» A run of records
+---+

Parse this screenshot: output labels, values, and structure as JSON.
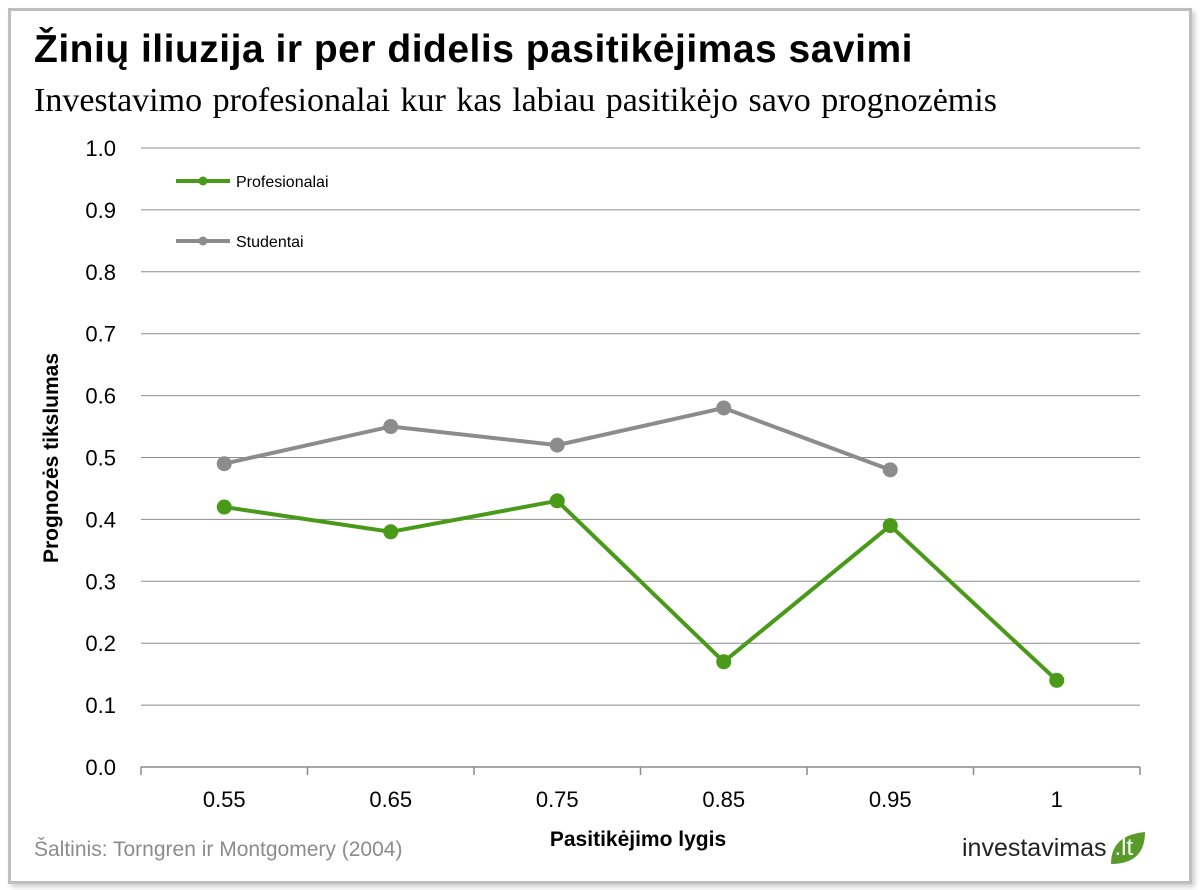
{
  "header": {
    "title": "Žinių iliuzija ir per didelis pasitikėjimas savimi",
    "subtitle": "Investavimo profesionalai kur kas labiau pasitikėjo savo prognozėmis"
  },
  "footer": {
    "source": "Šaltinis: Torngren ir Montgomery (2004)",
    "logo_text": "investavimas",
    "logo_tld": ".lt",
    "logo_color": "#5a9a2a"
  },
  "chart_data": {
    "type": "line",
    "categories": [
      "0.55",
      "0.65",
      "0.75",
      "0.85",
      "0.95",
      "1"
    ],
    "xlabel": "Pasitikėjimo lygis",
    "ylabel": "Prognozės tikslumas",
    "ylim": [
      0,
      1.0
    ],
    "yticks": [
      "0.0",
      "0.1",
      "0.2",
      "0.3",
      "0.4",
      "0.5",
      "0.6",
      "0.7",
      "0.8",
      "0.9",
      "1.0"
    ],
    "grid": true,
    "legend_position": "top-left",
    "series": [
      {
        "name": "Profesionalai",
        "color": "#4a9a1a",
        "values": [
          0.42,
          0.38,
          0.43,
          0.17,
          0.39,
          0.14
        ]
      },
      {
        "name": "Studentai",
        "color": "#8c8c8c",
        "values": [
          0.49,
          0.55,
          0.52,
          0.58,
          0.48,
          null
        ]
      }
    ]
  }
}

+---+

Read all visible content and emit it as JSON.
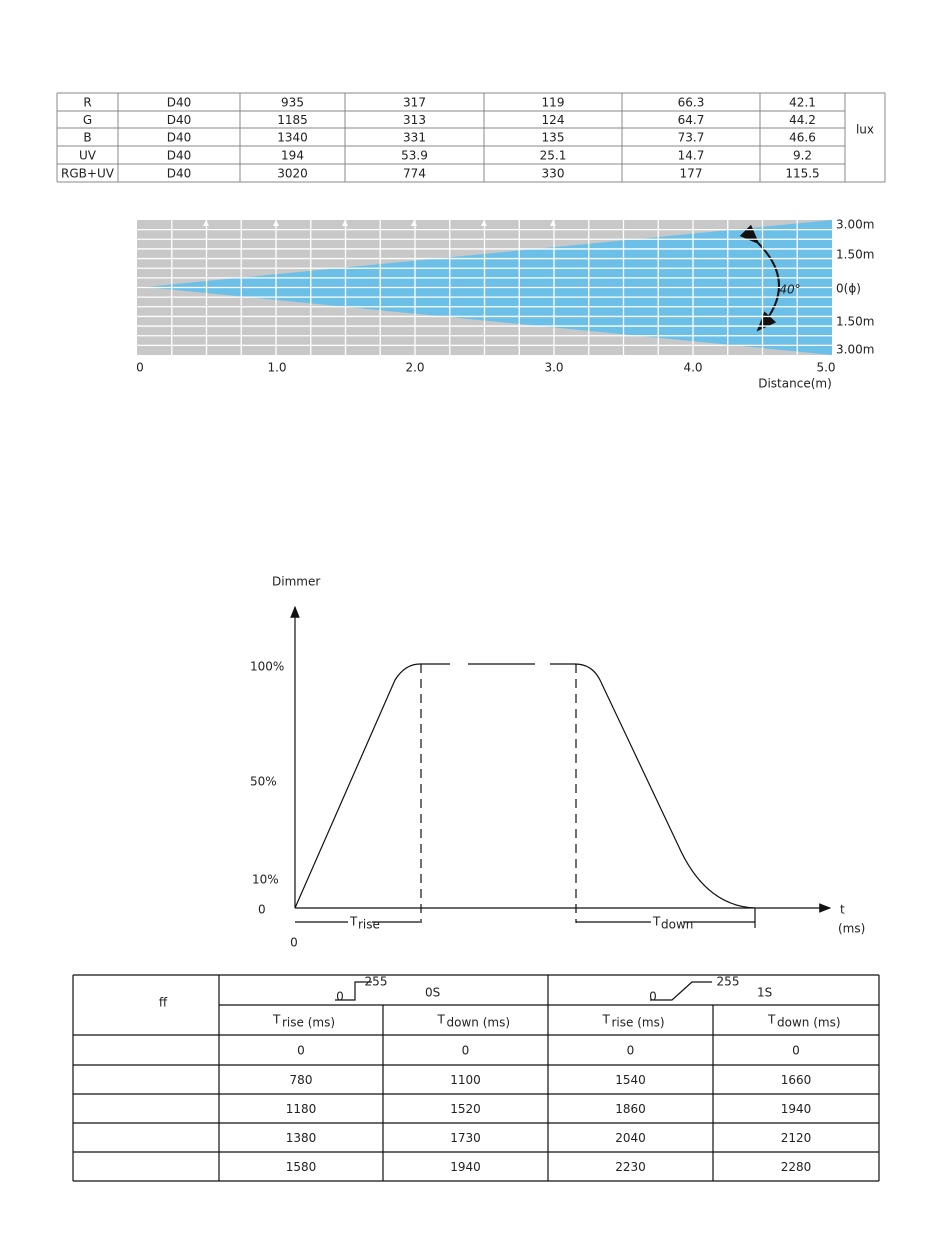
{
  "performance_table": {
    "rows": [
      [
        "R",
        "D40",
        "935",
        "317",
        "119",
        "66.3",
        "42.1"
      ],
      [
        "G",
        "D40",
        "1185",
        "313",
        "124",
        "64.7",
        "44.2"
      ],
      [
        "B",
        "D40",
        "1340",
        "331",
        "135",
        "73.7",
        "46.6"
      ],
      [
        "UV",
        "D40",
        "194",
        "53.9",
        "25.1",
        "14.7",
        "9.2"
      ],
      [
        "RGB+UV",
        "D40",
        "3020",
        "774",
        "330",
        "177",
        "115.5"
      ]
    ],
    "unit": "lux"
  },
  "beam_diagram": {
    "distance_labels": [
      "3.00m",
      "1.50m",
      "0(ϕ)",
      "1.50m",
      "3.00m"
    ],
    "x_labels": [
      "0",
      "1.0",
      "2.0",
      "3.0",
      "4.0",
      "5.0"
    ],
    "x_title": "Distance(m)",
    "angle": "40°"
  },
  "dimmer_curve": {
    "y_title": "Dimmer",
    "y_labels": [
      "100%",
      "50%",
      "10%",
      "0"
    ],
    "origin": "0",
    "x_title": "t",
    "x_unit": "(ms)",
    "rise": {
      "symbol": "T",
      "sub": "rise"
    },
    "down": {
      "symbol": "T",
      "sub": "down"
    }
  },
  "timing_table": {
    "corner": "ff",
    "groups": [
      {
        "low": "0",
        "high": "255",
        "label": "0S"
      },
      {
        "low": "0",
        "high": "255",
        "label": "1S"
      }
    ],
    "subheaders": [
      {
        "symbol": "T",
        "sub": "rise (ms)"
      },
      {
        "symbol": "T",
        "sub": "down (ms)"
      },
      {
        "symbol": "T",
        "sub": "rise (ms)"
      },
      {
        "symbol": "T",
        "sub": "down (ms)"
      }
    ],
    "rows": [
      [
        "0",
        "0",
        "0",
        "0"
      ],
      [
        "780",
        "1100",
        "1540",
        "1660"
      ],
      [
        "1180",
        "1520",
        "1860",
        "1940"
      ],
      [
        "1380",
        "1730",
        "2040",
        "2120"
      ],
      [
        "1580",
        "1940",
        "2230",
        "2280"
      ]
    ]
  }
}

+---+

» What you have to do
Only the count is wanted: report how many lines of the material above hold the word "name".

» Expected output
2